#### Written instruction
Take the material below and write it all out again exactly.

Collected data
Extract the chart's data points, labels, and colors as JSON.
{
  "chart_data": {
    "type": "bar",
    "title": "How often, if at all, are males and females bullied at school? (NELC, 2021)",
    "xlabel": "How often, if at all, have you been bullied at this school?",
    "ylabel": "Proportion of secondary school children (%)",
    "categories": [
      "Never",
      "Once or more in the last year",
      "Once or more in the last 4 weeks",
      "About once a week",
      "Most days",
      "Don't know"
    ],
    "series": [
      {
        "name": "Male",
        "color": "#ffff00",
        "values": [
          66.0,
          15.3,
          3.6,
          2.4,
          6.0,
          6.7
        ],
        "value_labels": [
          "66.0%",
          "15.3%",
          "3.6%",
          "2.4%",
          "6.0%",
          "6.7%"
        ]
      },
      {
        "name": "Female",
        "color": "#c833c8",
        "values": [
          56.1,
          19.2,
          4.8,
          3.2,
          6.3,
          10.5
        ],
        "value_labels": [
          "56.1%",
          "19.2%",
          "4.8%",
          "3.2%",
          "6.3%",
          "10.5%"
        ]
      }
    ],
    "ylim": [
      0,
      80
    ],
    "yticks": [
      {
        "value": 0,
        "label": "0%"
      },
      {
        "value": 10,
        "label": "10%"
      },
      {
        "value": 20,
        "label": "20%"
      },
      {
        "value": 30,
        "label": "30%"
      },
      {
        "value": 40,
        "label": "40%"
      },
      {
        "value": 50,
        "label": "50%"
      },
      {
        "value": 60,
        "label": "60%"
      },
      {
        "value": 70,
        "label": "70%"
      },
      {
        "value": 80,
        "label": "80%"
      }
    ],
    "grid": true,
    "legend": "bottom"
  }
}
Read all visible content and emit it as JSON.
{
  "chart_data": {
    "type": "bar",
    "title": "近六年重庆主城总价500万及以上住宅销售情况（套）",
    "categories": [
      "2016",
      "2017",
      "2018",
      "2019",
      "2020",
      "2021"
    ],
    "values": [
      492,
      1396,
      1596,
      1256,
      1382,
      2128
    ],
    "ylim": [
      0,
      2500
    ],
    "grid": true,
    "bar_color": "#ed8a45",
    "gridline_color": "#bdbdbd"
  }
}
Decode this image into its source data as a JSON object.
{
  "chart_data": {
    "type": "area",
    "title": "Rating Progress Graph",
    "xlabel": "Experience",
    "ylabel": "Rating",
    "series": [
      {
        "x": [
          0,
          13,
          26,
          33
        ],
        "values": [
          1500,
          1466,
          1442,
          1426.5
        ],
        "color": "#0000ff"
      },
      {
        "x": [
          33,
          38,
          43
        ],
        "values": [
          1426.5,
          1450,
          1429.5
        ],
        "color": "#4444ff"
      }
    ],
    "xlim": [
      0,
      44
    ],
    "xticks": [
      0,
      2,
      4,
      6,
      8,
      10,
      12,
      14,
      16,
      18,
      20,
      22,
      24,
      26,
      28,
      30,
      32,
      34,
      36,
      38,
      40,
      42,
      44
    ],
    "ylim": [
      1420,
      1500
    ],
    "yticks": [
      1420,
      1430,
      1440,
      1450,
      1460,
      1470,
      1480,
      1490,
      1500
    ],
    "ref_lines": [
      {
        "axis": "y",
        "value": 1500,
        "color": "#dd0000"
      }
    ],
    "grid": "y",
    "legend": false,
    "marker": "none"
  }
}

#### Complete response
Extract the chart's data points, labels, and colors as JSON.
{
  "chart_data": {
    "type": "bar",
    "title": "How often, if at all, are males and females bullied at school? (NELC, 2021)",
    "xlabel": "How often, if at all, have you been bullied at this school?",
    "ylabel": "Proportion of secondary school children (%)",
    "categories": [
      "Never",
      "Once or more in the last year",
      "Once or more in the last 4 weeks",
      "About once a week",
      "Most days",
      "Don't know"
    ],
    "series": [
      {
        "name": "Male",
        "color": "#ffff00",
        "values": [
          66.0,
          15.3,
          3.6,
          2.4,
          6.0,
          6.7
        ],
        "value_labels": [
          "66.0%",
          "15.3%",
          "3.6%",
          "2.4%",
          "6.0%",
          "6.7%"
        ]
      },
      {
        "name": "Female",
        "color": "#c833c8",
        "values": [
          56.1,
          19.2,
          4.8,
          3.2,
          6.3,
          10.5
        ],
        "value_labels": [
          "56.1%",
          "19.2%",
          "4.8%",
          "3.2%",
          "6.3%",
          "10.5%"
        ]
      }
    ],
    "ylim": [
      0,
      80
    ],
    "yticks": [
      {
        "value": 0,
        "label": "0%"
      },
      {
        "value": 10,
        "label": "10%"
      },
      {
        "value": 20,
        "label": "20%"
      },
      {
        "value": 30,
        "label": "30%"
      },
      {
        "value": 40,
        "label": "40%"
      },
      {
        "value": 50,
        "label": "50%"
      },
      {
        "value": 60,
        "label": "60%"
      },
      {
        "value": 70,
        "label": "70%"
      },
      {
        "value": 80,
        "label": "80%"
      }
    ],
    "grid": true,
    "legend": "bottom"
  }
}
Read all visible content and emit it as JSON.
{
  "chart_data": {
    "type": "bar",
    "title": "近六年重庆主城总价500万及以上住宅销售情况（套）",
    "categories": [
      "2016",
      "2017",
      "2018",
      "2019",
      "2020",
      "2021"
    ],
    "values": [
      492,
      1396,
      1596,
      1256,
      1382,
      2128
    ],
    "ylim": [
      0,
      2500
    ],
    "grid": true,
    "bar_color": "#ed8a45",
    "gridline_color": "#bdbdbd"
  }
}
Decode this image into its source data as a JSON object.
{
  "chart_data": {
    "type": "area",
    "title": "Rating Progress Graph",
    "xlabel": "Experience",
    "ylabel": "Rating",
    "series": [
      {
        "x": [
          0,
          13,
          26,
          33
        ],
        "values": [
          1500,
          1466,
          1442,
          1426.5
        ],
        "color": "#0000ff"
      },
      {
        "x": [
          33,
          38,
          43
        ],
        "values": [
          1426.5,
          1450,
          1429.5
        ],
        "color": "#4444ff"
      }
    ],
    "xlim": [
      0,
      44
    ],
    "xticks": [
      0,
      2,
      4,
      6,
      8,
      10,
      12,
      14,
      16,
      18,
      20,
      22,
      24,
      26,
      28,
      30,
      32,
      34,
      36,
      38,
      40,
      42,
      44
    ],
    "ylim": [
      1420,
      1500
    ],
    "yticks": [
      1420,
      1430,
      1440,
      1450,
      1460,
      1470,
      1480,
      1490,
      1500
    ],
    "ref_lines": [
      {
        "axis": "y",
        "value": 1500,
        "color": "#dd0000"
      }
    ],
    "grid": "y",
    "legend": false,
    "marker": "none"
  }
}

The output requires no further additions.